● Written problem
Can you pull out each line of the data below that includes the word "title"?

Records that describe figures:
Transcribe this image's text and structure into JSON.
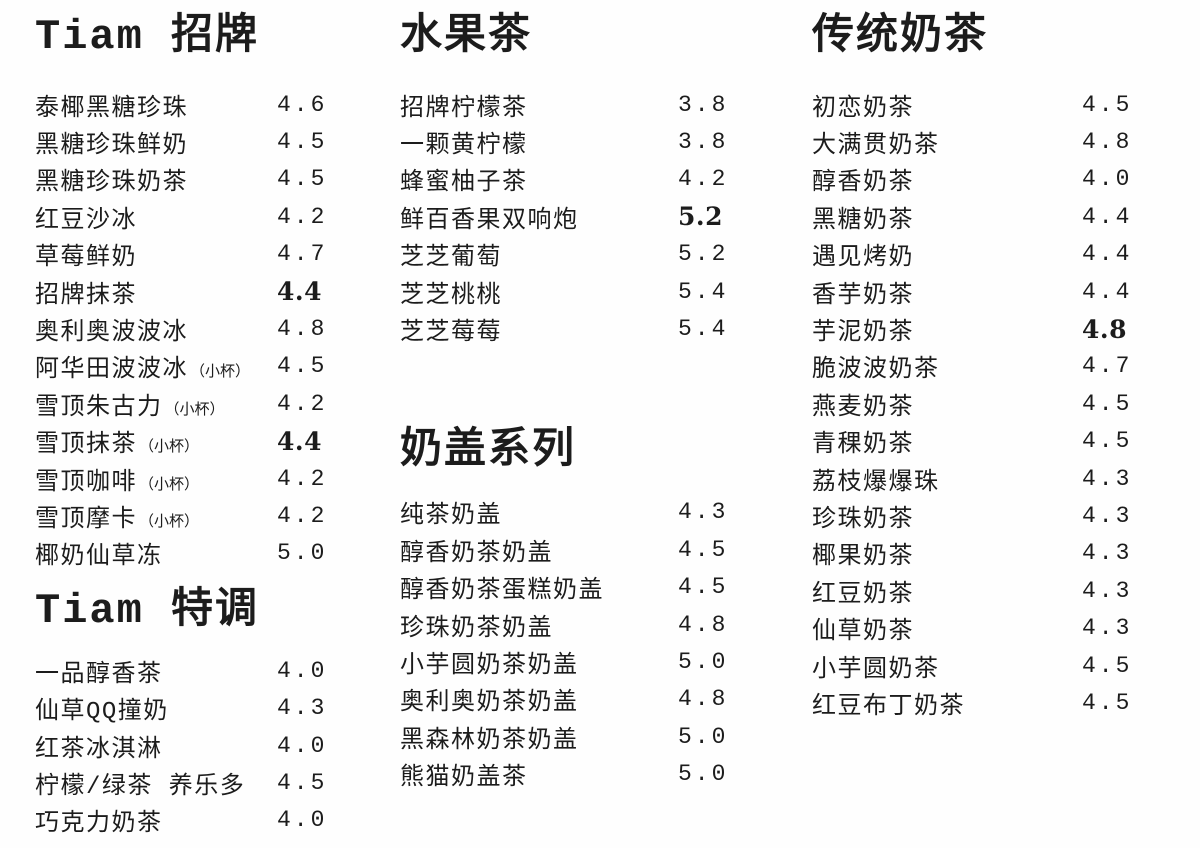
{
  "page": {
    "background": "#fefefe",
    "text_color": "#1c1c1c"
  },
  "columns": [
    {
      "sections": [
        {
          "title": "Tiam 招牌",
          "items": [
            {
              "name": "泰椰黑糖珍珠",
              "price": "4.6"
            },
            {
              "name": "黑糖珍珠鲜奶",
              "price": "4.5"
            },
            {
              "name": "黑糖珍珠奶茶",
              "price": "4.5"
            },
            {
              "name": "红豆沙冰",
              "price": "4.2"
            },
            {
              "name": "草莓鲜奶",
              "price": "4.7"
            },
            {
              "name": "招牌抹茶",
              "price": "4.4",
              "bold": true
            },
            {
              "name": "奥利奥波波冰",
              "price": "4.8"
            },
            {
              "name": "阿华田波波冰",
              "suffix": "（小杯）",
              "price": "4.5"
            },
            {
              "name": "雪顶朱古力",
              "suffix": "（小杯）",
              "price": "4.2"
            },
            {
              "name": "雪顶抹茶",
              "suffix": "（小杯）",
              "price": "4.4",
              "bold": true
            },
            {
              "name": "雪顶咖啡",
              "suffix": "（小杯）",
              "price": "4.2"
            },
            {
              "name": "雪顶摩卡",
              "suffix": "（小杯）",
              "price": "4.2"
            },
            {
              "name": "椰奶仙草冻",
              "price": "5.0"
            }
          ]
        },
        {
          "title": "Tiam 特调",
          "items": [
            {
              "name": "一品醇香茶",
              "price": "4.0"
            },
            {
              "name": "仙草QQ撞奶",
              "price": "4.3"
            },
            {
              "name": "红茶冰淇淋",
              "price": "4.0"
            },
            {
              "name": "柠檬/绿茶 养乐多",
              "price": "4.5"
            },
            {
              "name": "巧克力奶茶",
              "price": "4.0"
            }
          ]
        }
      ]
    },
    {
      "sections": [
        {
          "title": "水果茶",
          "items": [
            {
              "name": "招牌柠檬茶",
              "price": "3.8"
            },
            {
              "name": "一颗黄柠檬",
              "price": "3.8"
            },
            {
              "name": "蜂蜜柚子茶",
              "price": "4.2"
            },
            {
              "name": "鲜百香果双响炮",
              "price": "5.2",
              "bold": true
            },
            {
              "name": "芝芝葡萄",
              "price": "5.2"
            },
            {
              "name": "芝芝桃桃",
              "price": "5.4"
            },
            {
              "name": "芝芝莓莓",
              "price": "5.4"
            }
          ]
        },
        {
          "title": "奶盖系列",
          "items": [
            {
              "name": "纯茶奶盖",
              "price": "4.3"
            },
            {
              "name": "醇香奶茶奶盖",
              "price": "4.5"
            },
            {
              "name": "醇香奶茶蛋糕奶盖",
              "price": "4.5"
            },
            {
              "name": "珍珠奶茶奶盖",
              "price": "4.8"
            },
            {
              "name": "小芋圆奶茶奶盖",
              "price": "5.0"
            },
            {
              "name": "奥利奥奶茶奶盖",
              "price": "4.8"
            },
            {
              "name": "黑森林奶茶奶盖",
              "price": "5.0"
            },
            {
              "name": "熊猫奶盖茶",
              "price": "5.0"
            }
          ]
        }
      ]
    },
    {
      "sections": [
        {
          "title": "传统奶茶",
          "items": [
            {
              "name": "初恋奶茶",
              "price": "4.5"
            },
            {
              "name": "大满贯奶茶",
              "price": "4.8"
            },
            {
              "name": "醇香奶茶",
              "price": "4.0"
            },
            {
              "name": "黑糖奶茶",
              "price": "4.4"
            },
            {
              "name": "遇见烤奶",
              "price": "4.4"
            },
            {
              "name": "香芋奶茶",
              "price": "4.4"
            },
            {
              "name": "芋泥奶茶",
              "price": "4.8",
              "bold": true
            },
            {
              "name": "脆波波奶茶",
              "price": "4.7"
            },
            {
              "name": "燕麦奶茶",
              "price": "4.5"
            },
            {
              "name": "青稞奶茶",
              "price": "4.5"
            },
            {
              "name": "荔枝爆爆珠",
              "price": "4.3"
            },
            {
              "name": "珍珠奶茶",
              "price": "4.3"
            },
            {
              "name": "椰果奶茶",
              "price": "4.3"
            },
            {
              "name": "红豆奶茶",
              "price": "4.3"
            },
            {
              "name": "仙草奶茶",
              "price": "4.3"
            },
            {
              "name": "小芋圆奶茶",
              "price": "4.5"
            },
            {
              "name": "红豆布丁奶茶",
              "price": "4.5"
            }
          ]
        }
      ]
    }
  ]
}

● Exercise solution
          "title": "Tiam 招牌",
          "title": "Tiam 特调",
          "title": "水果茶",
          "title": "奶盖系列",
          "title": "传统奶茶",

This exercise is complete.